## Given records

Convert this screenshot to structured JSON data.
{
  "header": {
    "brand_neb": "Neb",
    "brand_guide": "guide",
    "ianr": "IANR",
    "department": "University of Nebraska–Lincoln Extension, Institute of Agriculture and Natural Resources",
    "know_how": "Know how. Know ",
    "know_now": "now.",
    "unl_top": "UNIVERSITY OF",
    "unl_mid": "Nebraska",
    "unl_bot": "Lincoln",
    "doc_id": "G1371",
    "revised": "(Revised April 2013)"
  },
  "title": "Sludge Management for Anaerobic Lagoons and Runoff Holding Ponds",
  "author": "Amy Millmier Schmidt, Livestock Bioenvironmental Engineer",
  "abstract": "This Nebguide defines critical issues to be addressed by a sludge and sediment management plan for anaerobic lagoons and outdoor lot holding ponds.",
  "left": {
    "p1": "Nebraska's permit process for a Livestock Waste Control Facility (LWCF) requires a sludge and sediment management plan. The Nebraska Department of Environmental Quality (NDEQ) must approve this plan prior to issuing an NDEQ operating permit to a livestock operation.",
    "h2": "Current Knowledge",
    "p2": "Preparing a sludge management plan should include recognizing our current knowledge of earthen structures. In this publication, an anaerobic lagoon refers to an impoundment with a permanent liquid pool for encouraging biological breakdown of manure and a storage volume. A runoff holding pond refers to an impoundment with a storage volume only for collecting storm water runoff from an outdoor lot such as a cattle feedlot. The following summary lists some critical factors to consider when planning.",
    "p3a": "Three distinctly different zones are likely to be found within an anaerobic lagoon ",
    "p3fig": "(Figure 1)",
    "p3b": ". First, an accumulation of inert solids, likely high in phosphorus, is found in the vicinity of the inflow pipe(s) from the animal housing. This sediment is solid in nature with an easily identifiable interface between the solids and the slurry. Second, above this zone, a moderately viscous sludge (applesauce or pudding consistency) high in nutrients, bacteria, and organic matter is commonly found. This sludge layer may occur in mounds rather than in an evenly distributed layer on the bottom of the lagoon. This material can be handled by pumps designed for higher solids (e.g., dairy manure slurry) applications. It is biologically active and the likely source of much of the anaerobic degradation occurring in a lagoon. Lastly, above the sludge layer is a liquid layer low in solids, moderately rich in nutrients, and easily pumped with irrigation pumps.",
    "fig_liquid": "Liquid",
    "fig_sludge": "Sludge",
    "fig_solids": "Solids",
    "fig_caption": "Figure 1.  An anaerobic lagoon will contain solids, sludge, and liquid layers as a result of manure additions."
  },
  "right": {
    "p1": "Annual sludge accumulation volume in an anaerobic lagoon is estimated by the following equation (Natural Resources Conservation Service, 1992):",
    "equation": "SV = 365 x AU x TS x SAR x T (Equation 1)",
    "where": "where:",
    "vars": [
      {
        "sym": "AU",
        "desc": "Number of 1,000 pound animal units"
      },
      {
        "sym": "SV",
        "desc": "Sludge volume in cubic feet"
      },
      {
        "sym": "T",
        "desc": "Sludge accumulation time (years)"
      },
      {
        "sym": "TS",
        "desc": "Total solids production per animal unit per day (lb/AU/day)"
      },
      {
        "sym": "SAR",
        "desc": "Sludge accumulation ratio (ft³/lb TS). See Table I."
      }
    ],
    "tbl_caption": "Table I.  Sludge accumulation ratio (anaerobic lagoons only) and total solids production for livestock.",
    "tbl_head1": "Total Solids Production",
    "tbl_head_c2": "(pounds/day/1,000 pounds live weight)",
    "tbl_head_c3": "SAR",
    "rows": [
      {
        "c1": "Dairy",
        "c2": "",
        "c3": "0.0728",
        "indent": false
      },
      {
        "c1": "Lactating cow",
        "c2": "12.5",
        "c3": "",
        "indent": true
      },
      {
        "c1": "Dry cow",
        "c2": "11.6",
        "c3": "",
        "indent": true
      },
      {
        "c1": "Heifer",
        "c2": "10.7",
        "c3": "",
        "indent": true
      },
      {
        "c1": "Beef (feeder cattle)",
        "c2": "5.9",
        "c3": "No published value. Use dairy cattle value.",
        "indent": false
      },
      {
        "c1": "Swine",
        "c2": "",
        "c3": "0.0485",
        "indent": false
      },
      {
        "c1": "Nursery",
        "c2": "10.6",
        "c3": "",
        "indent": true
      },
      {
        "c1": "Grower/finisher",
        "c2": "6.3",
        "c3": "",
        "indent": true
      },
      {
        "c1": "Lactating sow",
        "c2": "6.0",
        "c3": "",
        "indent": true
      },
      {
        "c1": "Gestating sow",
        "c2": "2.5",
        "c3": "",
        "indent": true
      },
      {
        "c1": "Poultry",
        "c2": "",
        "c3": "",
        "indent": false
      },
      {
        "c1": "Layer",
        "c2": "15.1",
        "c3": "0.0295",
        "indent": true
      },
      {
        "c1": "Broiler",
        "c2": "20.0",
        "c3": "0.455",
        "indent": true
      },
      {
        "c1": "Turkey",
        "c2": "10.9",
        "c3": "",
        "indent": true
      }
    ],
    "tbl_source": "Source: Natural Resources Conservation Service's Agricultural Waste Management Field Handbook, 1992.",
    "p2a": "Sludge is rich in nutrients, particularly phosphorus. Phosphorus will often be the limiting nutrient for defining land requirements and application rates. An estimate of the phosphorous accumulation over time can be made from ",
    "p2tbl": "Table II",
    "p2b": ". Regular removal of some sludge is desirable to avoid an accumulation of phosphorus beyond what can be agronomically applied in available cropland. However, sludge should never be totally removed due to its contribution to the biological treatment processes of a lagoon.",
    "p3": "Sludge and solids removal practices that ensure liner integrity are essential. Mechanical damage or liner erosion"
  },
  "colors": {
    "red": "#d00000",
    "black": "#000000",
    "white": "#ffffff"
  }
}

## Work to complete
Transcribe each of the records above exactly.

## Answer to the exercise
Convert this screenshot to structured JSON data.
{
  "header": {
    "brand_neb": "Neb",
    "brand_guide": "guide",
    "ianr": "IANR",
    "department": "University of Nebraska–Lincoln Extension, Institute of Agriculture and Natural Resources",
    "know_how": "Know how. Know ",
    "know_now": "now.",
    "unl_top": "UNIVERSITY OF",
    "unl_mid": "Nebraska",
    "unl_bot": "Lincoln",
    "doc_id": "G1371",
    "revised": "(Revised April 2013)"
  },
  "title": "Sludge Management for Anaerobic Lagoons and Runoff Holding Ponds",
  "author": "Amy Millmier Schmidt, Livestock Bioenvironmental Engineer",
  "abstract": "This Nebguide defines critical issues to be addressed by a sludge and sediment management plan for anaerobic lagoons and outdoor lot holding ponds.",
  "left": {
    "p1": "Nebraska's permit process for a Livestock Waste Control Facility (LWCF) requires a sludge and sediment management plan. The Nebraska Department of Environmental Quality (NDEQ) must approve this plan prior to issuing an NDEQ operating permit to a livestock operation.",
    "h2": "Current Knowledge",
    "p2": "Preparing a sludge management plan should include recognizing our current knowledge of earthen structures. In this publication, an anaerobic lagoon refers to an impoundment with a permanent liquid pool for encouraging biological breakdown of manure and a storage volume. A runoff holding pond refers to an impoundment with a storage volume only for collecting storm water runoff from an outdoor lot such as a cattle feedlot. The following summary lists some critical factors to consider when planning.",
    "p3a": "Three distinctly different zones are likely to be found within an anaerobic lagoon ",
    "p3fig": "(Figure 1)",
    "p3b": ". First, an accumulation of inert solids, likely high in phosphorus, is found in the vicinity of the inflow pipe(s) from the animal housing. This sediment is solid in nature with an easily identifiable interface between the solids and the slurry. Second, above this zone, a moderately viscous sludge (applesauce or pudding consistency) high in nutrients, bacteria, and organic matter is commonly found. This sludge layer may occur in mounds rather than in an evenly distributed layer on the bottom of the lagoon. This material can be handled by pumps designed for higher solids (e.g., dairy manure slurry) applications. It is biologically active and the likely source of much of the anaerobic degradation occurring in a lagoon. Lastly, above the sludge layer is a liquid layer low in solids, moderately rich in nutrients, and easily pumped with irrigation pumps.",
    "fig_liquid": "Liquid",
    "fig_sludge": "Sludge",
    "fig_solids": "Solids",
    "fig_caption": "Figure 1.  An anaerobic lagoon will contain solids, sludge, and liquid layers as a result of manure additions."
  },
  "right": {
    "p1": "Annual sludge accumulation volume in an anaerobic lagoon is estimated by the following equation (Natural Resources Conservation Service, 1992):",
    "equation": "SV = 365 x AU x TS x SAR x T (Equation 1)",
    "where": "where:",
    "vars": [
      {
        "sym": "AU",
        "desc": "Number of 1,000 pound animal units"
      },
      {
        "sym": "SV",
        "desc": "Sludge volume in cubic feet"
      },
      {
        "sym": "T",
        "desc": "Sludge accumulation time (years)"
      },
      {
        "sym": "TS",
        "desc": "Total solids production per animal unit per day (lb/AU/day)"
      },
      {
        "sym": "SAR",
        "desc": "Sludge accumulation ratio (ft³/lb TS). See Table I."
      }
    ],
    "tbl_caption": "Table I.  Sludge accumulation ratio (anaerobic lagoons only) and total solids production for livestock.",
    "tbl_head1": "Total Solids Production",
    "tbl_head_c2": "(pounds/day/1,000 pounds live weight)",
    "tbl_head_c3": "SAR",
    "rows": [
      {
        "c1": "Dairy",
        "c2": "",
        "c3": "0.0728",
        "indent": false
      },
      {
        "c1": "Lactating cow",
        "c2": "12.5",
        "c3": "",
        "indent": true
      },
      {
        "c1": "Dry cow",
        "c2": "11.6",
        "c3": "",
        "indent": true
      },
      {
        "c1": "Heifer",
        "c2": "10.7",
        "c3": "",
        "indent": true
      },
      {
        "c1": "Beef (feeder cattle)",
        "c2": "5.9",
        "c3": "No published value. Use dairy cattle value.",
        "indent": false
      },
      {
        "c1": "Swine",
        "c2": "",
        "c3": "0.0485",
        "indent": false
      },
      {
        "c1": "Nursery",
        "c2": "10.6",
        "c3": "",
        "indent": true
      },
      {
        "c1": "Grower/finisher",
        "c2": "6.3",
        "c3": "",
        "indent": true
      },
      {
        "c1": "Lactating sow",
        "c2": "6.0",
        "c3": "",
        "indent": true
      },
      {
        "c1": "Gestating sow",
        "c2": "2.5",
        "c3": "",
        "indent": true
      },
      {
        "c1": "Poultry",
        "c2": "",
        "c3": "",
        "indent": false
      },
      {
        "c1": "Layer",
        "c2": "15.1",
        "c3": "0.0295",
        "indent": true
      },
      {
        "c1": "Broiler",
        "c2": "20.0",
        "c3": "0.455",
        "indent": true
      },
      {
        "c1": "Turkey",
        "c2": "10.9",
        "c3": "",
        "indent": true
      }
    ],
    "tbl_source": "Source: Natural Resources Conservation Service's Agricultural Waste Management Field Handbook, 1992.",
    "p2a": "Sludge is rich in nutrients, particularly phosphorus. Phosphorus will often be the limiting nutrient for defining land requirements and application rates. An estimate of the phosphorous accumulation over time can be made from ",
    "p2tbl": "Table II",
    "p2b": ". Regular removal of some sludge is desirable to avoid an accumulation of phosphorus beyond what can be agronomically applied in available cropland. However, sludge should never be totally removed due to its contribution to the biological treatment processes of a lagoon.",
    "p3": "Sludge and solids removal practices that ensure liner integrity are essential. Mechanical damage or liner erosion"
  },
  "colors": {
    "red": "#d00000",
    "black": "#000000",
    "white": "#ffffff"
  }
}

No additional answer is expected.